_Document excerpt_
*** Begin section ***
SE-0299 Extending Static Member Lookup in Generic Contexts

Personally, I am not a fan of the whole idea based on the issue @jrose pointed out. At a conceptual level, I think, a protocol's members need to make sense for all conforming types. However, this proposal encourages code patterns which break that. Is that a serious issue? I've been trying to rack my brain, but I haven't been able to come up with compelling examples.

Moreover, if you work with classes instead of protocols, the following works today:

class C {
    static var d: D = D()
}
class D: C {}
func f<T: C>(_: T) {}
let _ = f(.d)

So, it's a bit puzzling that this doesn't work when you use value types + protocols instead of classes. :slight_smile: In that sense, I think this change makes the language more consistent [and arguably means that we should prefer this spelling in the proposal over the ones other people have suggested.]

Given that, on deeper introspection, my objections don't have compelling examples (apart from the .bitWidth one earlier in the thread, which is an unfortunate casualty), but are based more on an aesthetic judgement (I wouldn't write such code and I wouldn't want other people to write such code), I would like to withdraw my previous objections to the proposal. I think it's fine.

2 Likes

Thanks, @typesanitizer! Also note that, as you mentioned, we have exactly the same issue with classes as with protocol declarations here - static var d would be propagated to all subclasses or C so if there is no problem with that, to enable leading-dot syntax, I don't know why it should be any different for protocols.

Just to clarify, this works today because C here carries a witness for d since it's a concrete class and : C is just a subtype relation, not a conformance.

Right, I get that, but they do share some similarities in syntax and behavior (subclassing doesn't have different syntax), so I think the same syntax working for protocols makes sense. :+1:

I understand, just wanted to clarify since you mentioned that it's puzzling :slight_smile:

Just to build on @typesanitizer's point a bit further, I'll also note that the following compiles using classes, even though the equivalent construction using protocols wouldn't compile even under this proposal:

struct Other {
    var d = D()
}

class C {
    static var other = Other()
}
class D: C {}
func f<T: C>(_: T) {}
let _ = f(.other.d)
1 Like

In this example C would be picked for T and base is going to be C.Type. Protocols would have to get multiple features, including self-conformance when associated types are involved, for this to work. Once language is expended to support that it would be possible for leading-dot syntax to be consistent for both conformance and subtyping.

2 Likes

I came here to ask about this. I don't quite see how this could work without something like that being autogenerated? I mean the upper protocol declaration just says that ToggleStyle needs to have a static var that returns a member of CheckboxToggleStyle, but wouldn't there also have to be an implementation?

Thanks for participating in the review, everyone! The core team has decided to return this proposal for revision to address the problem of type namespace pollution.
*** End section ***
_Records from a data collection_
*** Begin section ***
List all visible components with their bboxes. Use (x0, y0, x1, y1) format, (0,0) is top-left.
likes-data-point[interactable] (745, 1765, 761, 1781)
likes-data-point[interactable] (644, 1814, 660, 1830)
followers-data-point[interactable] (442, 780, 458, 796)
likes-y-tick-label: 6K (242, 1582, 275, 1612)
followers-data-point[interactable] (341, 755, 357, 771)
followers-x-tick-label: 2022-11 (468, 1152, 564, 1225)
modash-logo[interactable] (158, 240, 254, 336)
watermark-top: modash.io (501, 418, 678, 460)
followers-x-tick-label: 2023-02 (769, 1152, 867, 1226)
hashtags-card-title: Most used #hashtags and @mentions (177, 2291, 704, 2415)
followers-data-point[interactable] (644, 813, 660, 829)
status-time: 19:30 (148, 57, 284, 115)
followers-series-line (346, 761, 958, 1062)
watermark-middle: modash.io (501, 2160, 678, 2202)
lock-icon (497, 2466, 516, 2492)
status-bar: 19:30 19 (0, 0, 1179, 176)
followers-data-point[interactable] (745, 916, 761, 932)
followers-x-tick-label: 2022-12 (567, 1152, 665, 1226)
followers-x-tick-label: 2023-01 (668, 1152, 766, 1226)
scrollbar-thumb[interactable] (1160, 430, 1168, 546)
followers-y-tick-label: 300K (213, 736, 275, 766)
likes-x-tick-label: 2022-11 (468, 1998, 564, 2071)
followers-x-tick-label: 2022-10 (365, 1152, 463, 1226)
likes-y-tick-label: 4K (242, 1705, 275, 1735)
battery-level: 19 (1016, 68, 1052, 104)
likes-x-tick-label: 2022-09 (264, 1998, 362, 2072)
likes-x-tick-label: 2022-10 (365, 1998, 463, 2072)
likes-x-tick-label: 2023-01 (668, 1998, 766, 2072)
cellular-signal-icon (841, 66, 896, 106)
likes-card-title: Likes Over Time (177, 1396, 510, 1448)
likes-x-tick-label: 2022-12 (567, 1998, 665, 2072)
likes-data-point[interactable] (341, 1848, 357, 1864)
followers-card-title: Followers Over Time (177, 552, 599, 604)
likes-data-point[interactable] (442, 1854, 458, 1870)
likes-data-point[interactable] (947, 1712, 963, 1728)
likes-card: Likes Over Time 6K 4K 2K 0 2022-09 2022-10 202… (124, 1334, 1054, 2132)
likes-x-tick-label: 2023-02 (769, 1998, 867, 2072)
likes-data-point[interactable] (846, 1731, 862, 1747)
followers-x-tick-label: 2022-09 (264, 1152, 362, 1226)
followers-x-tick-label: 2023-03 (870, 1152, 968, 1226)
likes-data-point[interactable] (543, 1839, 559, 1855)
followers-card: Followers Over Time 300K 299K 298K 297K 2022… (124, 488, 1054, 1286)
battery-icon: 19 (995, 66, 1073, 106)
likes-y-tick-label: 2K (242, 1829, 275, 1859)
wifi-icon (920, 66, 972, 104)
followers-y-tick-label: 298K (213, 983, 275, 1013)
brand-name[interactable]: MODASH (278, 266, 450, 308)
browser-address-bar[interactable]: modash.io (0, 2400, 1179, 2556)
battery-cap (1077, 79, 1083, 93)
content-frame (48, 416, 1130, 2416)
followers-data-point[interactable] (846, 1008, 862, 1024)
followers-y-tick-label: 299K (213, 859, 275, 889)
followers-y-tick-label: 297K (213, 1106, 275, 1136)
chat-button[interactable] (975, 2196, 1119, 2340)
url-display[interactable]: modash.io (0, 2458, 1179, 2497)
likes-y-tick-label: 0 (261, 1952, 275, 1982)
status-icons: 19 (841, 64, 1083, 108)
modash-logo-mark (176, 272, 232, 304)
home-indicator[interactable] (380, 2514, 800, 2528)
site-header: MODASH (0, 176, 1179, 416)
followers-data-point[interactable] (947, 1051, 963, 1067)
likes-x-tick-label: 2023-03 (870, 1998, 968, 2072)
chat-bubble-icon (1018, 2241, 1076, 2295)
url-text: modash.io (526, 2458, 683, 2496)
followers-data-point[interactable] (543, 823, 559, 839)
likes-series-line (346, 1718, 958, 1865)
*** End section ***
_Work request 1_
In the SE-0299 discussion, what did the core team decide to do with the proposal?
_Work request 2_
Set down the part of the SE-0299 discussion that opens with the words containing "I came here" and closes with "type namespace pollution.".

_Worked solution 1_
The core team decided to return the proposal for revision to address the problem of type namespace pollution.

_Worked solution 2_
I came here to ask about this. I don't quite see how this could work without something like that being autogenerated? I mean the upper protocol declaration just says that ToggleStyle needs to have a static var that returns a member of CheckboxToggleStyle, but wouldn't there also have to be an implementation?

Thanks for participating in the review, everyone! The core team has decided to return this proposal for revision to address the problem of type namespace pollution.